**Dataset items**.
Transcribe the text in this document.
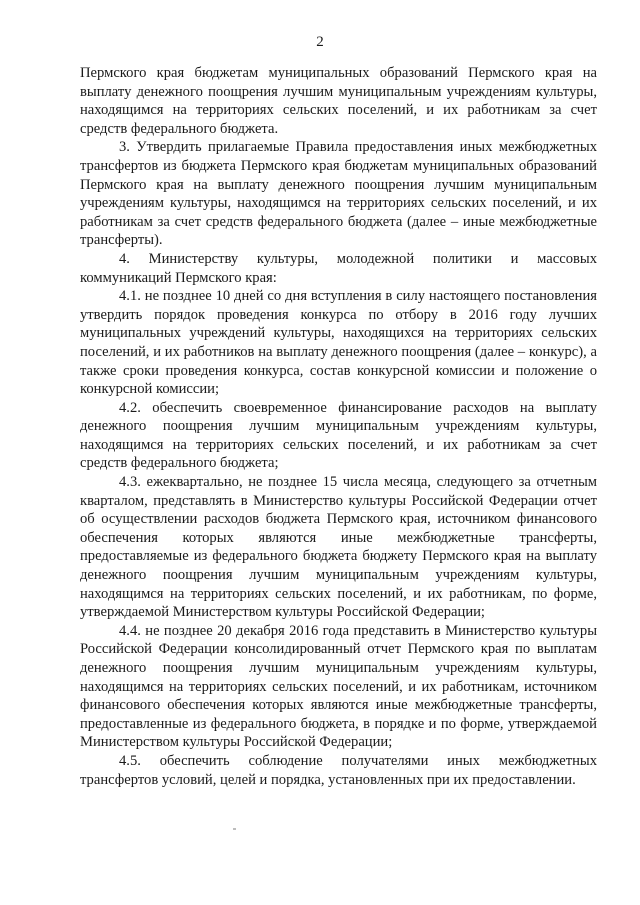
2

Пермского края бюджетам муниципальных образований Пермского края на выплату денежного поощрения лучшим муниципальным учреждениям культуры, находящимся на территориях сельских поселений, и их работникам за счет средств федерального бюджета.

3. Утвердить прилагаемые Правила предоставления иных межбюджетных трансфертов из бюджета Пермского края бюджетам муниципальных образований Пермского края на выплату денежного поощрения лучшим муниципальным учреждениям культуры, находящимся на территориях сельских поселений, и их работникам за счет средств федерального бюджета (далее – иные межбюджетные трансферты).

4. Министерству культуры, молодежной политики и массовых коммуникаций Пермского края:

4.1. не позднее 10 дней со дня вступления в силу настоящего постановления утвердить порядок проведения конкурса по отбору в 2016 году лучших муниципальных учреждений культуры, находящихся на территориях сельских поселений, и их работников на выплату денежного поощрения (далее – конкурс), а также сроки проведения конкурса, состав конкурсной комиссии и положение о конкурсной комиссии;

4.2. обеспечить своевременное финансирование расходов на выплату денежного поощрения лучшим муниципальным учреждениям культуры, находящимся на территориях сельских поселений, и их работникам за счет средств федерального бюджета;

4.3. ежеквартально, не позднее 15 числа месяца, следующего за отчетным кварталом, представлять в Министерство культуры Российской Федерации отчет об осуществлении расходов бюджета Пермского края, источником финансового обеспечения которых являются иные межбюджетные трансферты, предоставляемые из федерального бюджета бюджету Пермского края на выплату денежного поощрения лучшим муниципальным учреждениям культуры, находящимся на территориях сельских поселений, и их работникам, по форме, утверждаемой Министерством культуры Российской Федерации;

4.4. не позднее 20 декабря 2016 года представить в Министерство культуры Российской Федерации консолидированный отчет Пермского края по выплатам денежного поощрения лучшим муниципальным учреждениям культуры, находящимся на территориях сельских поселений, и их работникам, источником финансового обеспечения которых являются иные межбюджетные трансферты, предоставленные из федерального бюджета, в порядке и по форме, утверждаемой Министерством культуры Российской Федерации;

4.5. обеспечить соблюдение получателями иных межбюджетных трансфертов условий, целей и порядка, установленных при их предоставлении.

**Exercise**.
Reproduce the records above exactly, leaving out every picture they contain.

**Response**.
Transcribe the text in this document.
2

Пермского края бюджетам муниципальных образований Пермского края на выплату денежного поощрения лучшим муниципальным учреждениям культуры, находящимся на территориях сельских поселений, и их работникам за счет средств федерального бюджета.

3. Утвердить прилагаемые Правила предоставления иных межбюджетных трансфертов из бюджета Пермского края бюджетам муниципальных образований Пермского края на выплату денежного поощрения лучшим муниципальным учреждениям культуры, находящимся на территориях сельских поселений, и их работникам за счет средств федерального бюджета (далее – иные межбюджетные трансферты).

4. Министерству культуры, молодежной политики и массовых коммуникаций Пермского края:

4.1. не позднее 10 дней со дня вступления в силу настоящего постановления утвердить порядок проведения конкурса по отбору в 2016 году лучших муниципальных учреждений культуры, находящихся на территориях сельских поселений, и их работников на выплату денежного поощрения (далее – конкурс), а также сроки проведения конкурса, состав конкурсной комиссии и положение о конкурсной комиссии;

4.2. обеспечить своевременное финансирование расходов на выплату денежного поощрения лучшим муниципальным учреждениям культуры, находящимся на территориях сельских поселений, и их работникам за счет средств федерального бюджета;

4.3. ежеквартально, не позднее 15 числа месяца, следующего за отчетным кварталом, представлять в Министерство культуры Российской Федерации отчет об осуществлении расходов бюджета Пермского края, источником финансового обеспечения которых являются иные межбюджетные трансферты, предоставляемые из федерального бюджета бюджету Пермского края на выплату денежного поощрения лучшим муниципальным учреждениям культуры, находящимся на территориях сельских поселений, и их работникам, по форме, утверждаемой Министерством культуры Российской Федерации;

4.4. не позднее 20 декабря 2016 года представить в Министерство культуры Российской Федерации консолидированный отчет Пермского края по выплатам денежного поощрения лучшим муниципальным учреждениям культуры, находящимся на территориях сельских поселений, и их работникам, источником финансового обеспечения которых являются иные межбюджетные трансферты, предоставленные из федерального бюджета, в порядке и по форме, утверждаемой Министерством культуры Российской Федерации;

4.5. обеспечить соблюдение получателями иных межбюджетных трансфертов условий, целей и порядка, установленных при их предоставлении.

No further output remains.